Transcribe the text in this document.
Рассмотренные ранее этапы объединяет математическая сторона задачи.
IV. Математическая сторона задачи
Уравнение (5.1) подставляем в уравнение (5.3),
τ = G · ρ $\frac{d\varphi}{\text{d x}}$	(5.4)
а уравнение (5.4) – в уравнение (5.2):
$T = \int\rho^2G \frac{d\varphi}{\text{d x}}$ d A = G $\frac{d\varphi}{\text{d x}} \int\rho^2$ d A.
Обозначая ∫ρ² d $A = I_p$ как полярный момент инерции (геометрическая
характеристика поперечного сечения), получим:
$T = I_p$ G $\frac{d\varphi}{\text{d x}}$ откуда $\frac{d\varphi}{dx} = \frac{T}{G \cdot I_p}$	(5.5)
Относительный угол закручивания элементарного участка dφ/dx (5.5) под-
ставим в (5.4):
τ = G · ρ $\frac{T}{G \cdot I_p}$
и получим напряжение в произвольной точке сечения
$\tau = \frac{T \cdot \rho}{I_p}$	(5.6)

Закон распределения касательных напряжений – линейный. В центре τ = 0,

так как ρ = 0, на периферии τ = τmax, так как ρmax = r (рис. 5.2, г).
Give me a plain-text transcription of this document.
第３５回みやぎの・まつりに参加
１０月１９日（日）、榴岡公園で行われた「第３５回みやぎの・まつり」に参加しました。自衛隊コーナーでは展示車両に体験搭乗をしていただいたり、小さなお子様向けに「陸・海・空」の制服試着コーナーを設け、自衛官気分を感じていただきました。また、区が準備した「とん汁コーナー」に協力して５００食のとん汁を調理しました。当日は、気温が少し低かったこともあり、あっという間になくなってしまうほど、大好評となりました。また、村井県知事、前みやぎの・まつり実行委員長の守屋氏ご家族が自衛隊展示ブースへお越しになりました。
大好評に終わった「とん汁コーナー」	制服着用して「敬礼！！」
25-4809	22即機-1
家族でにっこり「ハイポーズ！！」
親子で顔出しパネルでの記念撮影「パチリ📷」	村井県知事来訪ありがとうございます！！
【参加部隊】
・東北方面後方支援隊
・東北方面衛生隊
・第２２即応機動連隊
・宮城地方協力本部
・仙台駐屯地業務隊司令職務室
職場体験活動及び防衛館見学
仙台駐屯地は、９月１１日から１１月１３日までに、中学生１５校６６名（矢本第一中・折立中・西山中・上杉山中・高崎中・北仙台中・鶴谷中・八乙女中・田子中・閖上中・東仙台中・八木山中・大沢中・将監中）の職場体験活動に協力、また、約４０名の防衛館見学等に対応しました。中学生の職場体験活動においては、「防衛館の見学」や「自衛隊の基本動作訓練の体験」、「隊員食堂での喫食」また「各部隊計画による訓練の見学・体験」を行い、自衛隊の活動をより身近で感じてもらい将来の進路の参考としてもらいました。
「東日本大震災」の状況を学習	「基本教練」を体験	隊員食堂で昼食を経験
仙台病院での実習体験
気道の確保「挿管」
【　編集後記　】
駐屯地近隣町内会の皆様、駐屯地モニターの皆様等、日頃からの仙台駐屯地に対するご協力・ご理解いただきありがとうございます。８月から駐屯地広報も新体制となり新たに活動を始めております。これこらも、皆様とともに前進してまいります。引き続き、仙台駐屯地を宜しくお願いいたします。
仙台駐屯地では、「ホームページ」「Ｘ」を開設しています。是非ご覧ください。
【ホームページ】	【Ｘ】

» Written problem:
Retype the entries exactly, including every line.

» Finished answer:
Transcribe the text in this document.
Рассмотренные ранее этапы объединяет математическая сторона задачи.
IV. Математическая сторона задачи
Уравнение (5.1) подставляем в уравнение (5.3),
τ = G · ρ $\frac{d\varphi}{\text{d x}}$	(5.4)
а уравнение (5.4) – в уравнение (5.2):
$T = \int\rho^2G \frac{d\varphi}{\text{d x}}$ d A = G $\frac{d\varphi}{\text{d x}} \int\rho^2$ d A.
Обозначая ∫ρ² d $A = I_p$ как полярный момент инерции (геометрическая
характеристика поперечного сечения), получим:
$T = I_p$ G $\frac{d\varphi}{\text{d x}}$ откуда $\frac{d\varphi}{dx} = \frac{T}{G \cdot I_p}$	(5.5)
Относительный угол закручивания элементарного участка dφ/dx (5.5) под-
ставим в (5.4):
τ = G · ρ $\frac{T}{G \cdot I_p}$
и получим напряжение в произвольной точке сечения
$\tau = \frac{T \cdot \rho}{I_p}$	(5.6)

Закон распределения касательных напряжений – линейный. В центре τ = 0,

так как ρ = 0, на периферии τ = τmax, так как ρmax = r (рис. 5.2, г).
Give me a plain-text transcription of this document.
第３５回みやぎの・まつりに参加
１０月１９日（日）、榴岡公園で行われた「第３５回みやぎの・まつり」に参加しました。自衛隊コーナーでは展示車両に体験搭乗をしていただいたり、小さなお子様向けに「陸・海・空」の制服試着コーナーを設け、自衛官気分を感じていただきました。また、区が準備した「とん汁コーナー」に協力して５００食のとん汁を調理しました。当日は、気温が少し低かったこともあり、あっという間になくなってしまうほど、大好評となりました。また、村井県知事、前みやぎの・まつり実行委員長の守屋氏ご家族が自衛隊展示ブースへお越しになりました。
大好評に終わった「とん汁コーナー」	制服着用して「敬礼！！」
25-4809	22即機-1
家族でにっこり「ハイポーズ！！」
親子で顔出しパネルでの記念撮影「パチリ📷」	村井県知事来訪ありがとうございます！！
【参加部隊】
・東北方面後方支援隊
・東北方面衛生隊
・第２２即応機動連隊
・宮城地方協力本部
・仙台駐屯地業務隊司令職務室
職場体験活動及び防衛館見学
仙台駐屯地は、９月１１日から１１月１３日までに、中学生１５校６６名（矢本第一中・折立中・西山中・上杉山中・高崎中・北仙台中・鶴谷中・八乙女中・田子中・閖上中・東仙台中・八木山中・大沢中・将監中）の職場体験活動に協力、また、約４０名の防衛館見学等に対応しました。中学生の職場体験活動においては、「防衛館の見学」や「自衛隊の基本動作訓練の体験」、「隊員食堂での喫食」また「各部隊計画による訓練の見学・体験」を行い、自衛隊の活動をより身近で感じてもらい将来の進路の参考としてもらいました。
「東日本大震災」の状況を学習	「基本教練」を体験	隊員食堂で昼食を経験
仙台病院での実習体験
気道の確保「挿管」
【　編集後記　】
駐屯地近隣町内会の皆様、駐屯地モニターの皆様等、日頃からの仙台駐屯地に対するご協力・ご理解いただきありがとうございます。８月から駐屯地広報も新体制となり新たに活動を始めております。これこらも、皆様とともに前進してまいります。引き続き、仙台駐屯地を宜しくお願いいたします。
仙台駐屯地では、「ホームページ」「Ｘ」を開設しています。是非ご覧ください。
【ホームページ】	【Ｘ】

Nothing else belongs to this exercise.